▸ ENTRIES SUPPLIED:
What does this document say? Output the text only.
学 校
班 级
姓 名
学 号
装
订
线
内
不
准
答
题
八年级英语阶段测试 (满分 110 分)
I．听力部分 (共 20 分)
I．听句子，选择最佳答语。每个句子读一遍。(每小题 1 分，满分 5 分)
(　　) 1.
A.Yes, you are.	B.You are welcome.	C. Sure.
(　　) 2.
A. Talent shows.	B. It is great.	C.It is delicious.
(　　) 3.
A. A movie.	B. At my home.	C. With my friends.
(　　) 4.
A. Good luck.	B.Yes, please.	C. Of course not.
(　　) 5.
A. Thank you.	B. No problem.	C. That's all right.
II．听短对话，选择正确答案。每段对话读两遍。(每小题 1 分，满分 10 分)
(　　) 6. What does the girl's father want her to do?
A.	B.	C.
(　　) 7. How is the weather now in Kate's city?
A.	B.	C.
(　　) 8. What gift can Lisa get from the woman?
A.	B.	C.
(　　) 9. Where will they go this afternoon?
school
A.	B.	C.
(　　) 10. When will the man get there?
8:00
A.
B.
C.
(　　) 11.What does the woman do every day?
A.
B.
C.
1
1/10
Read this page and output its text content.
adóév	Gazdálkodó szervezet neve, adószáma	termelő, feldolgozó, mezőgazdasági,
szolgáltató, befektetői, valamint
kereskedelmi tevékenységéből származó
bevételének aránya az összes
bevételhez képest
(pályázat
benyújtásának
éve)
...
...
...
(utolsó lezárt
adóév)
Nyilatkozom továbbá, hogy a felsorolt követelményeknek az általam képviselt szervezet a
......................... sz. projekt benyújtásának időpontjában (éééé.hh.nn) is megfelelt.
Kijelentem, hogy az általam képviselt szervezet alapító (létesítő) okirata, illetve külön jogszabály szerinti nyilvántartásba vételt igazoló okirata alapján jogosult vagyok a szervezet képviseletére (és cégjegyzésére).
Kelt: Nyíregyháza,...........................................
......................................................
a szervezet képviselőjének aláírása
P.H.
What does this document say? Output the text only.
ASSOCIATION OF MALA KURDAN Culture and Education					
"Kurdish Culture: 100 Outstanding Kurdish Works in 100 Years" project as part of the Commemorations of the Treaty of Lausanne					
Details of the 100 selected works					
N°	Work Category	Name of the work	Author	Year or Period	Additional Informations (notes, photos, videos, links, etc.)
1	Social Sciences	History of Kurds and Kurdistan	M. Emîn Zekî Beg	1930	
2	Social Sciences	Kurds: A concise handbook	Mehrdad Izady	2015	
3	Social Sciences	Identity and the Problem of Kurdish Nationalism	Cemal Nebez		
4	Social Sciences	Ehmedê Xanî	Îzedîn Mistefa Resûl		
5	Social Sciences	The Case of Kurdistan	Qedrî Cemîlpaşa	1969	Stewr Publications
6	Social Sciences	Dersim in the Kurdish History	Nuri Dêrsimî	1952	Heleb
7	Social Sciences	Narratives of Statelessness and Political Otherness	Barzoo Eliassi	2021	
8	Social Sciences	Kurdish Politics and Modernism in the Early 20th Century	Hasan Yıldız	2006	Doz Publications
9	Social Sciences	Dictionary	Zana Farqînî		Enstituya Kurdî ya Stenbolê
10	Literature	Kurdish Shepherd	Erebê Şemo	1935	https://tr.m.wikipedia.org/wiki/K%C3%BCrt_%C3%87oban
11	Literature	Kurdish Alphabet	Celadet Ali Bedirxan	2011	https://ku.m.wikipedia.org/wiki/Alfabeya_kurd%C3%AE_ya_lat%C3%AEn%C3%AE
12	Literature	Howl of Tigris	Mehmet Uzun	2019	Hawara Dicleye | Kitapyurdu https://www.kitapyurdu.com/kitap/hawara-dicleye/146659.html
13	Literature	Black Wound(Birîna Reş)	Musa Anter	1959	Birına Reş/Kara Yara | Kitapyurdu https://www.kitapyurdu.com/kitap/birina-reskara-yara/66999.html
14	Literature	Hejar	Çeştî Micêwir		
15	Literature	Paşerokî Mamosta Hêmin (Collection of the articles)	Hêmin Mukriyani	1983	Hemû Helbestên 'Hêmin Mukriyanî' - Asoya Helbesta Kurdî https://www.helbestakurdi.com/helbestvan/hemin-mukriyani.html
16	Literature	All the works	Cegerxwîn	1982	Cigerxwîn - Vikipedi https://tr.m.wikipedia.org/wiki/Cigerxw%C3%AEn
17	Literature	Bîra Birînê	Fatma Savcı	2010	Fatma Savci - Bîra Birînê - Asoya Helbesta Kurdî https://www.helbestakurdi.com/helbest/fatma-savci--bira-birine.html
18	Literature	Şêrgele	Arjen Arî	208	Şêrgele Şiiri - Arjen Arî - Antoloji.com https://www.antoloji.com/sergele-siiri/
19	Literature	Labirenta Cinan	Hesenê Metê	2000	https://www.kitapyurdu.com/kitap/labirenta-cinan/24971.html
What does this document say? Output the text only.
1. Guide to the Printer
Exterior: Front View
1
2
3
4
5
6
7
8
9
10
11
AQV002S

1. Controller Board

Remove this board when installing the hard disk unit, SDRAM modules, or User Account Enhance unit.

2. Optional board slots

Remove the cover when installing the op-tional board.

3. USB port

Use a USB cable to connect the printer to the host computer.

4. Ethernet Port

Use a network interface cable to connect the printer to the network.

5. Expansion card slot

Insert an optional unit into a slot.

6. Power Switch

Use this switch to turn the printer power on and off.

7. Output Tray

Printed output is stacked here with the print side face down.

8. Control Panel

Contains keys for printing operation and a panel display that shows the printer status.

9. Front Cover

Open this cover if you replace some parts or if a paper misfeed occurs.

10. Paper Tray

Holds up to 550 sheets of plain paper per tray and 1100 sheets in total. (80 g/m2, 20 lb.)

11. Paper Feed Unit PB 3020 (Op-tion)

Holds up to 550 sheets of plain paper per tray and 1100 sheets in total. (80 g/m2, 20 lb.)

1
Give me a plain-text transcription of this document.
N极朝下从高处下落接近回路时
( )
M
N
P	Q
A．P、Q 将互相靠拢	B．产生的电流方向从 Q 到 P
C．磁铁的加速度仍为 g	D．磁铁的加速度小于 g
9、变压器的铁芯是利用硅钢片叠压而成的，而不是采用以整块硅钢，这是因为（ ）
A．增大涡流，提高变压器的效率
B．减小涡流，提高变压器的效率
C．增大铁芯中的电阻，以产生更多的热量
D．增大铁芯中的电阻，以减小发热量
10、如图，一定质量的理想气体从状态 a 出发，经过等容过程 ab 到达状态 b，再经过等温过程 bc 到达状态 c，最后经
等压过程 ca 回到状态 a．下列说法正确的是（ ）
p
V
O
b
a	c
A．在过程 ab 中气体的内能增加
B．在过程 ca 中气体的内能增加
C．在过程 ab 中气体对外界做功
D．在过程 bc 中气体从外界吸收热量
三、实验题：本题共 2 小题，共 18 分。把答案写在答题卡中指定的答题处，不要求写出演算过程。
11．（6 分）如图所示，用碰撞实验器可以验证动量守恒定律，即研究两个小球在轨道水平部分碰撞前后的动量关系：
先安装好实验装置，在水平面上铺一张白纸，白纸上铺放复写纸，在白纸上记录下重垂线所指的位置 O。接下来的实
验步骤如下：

▸ WHAT TO PRODUCE: A single figure is required: the number of lines above in which the word "wiki" occurs.

▸ COMPLETE RESPONSE: 3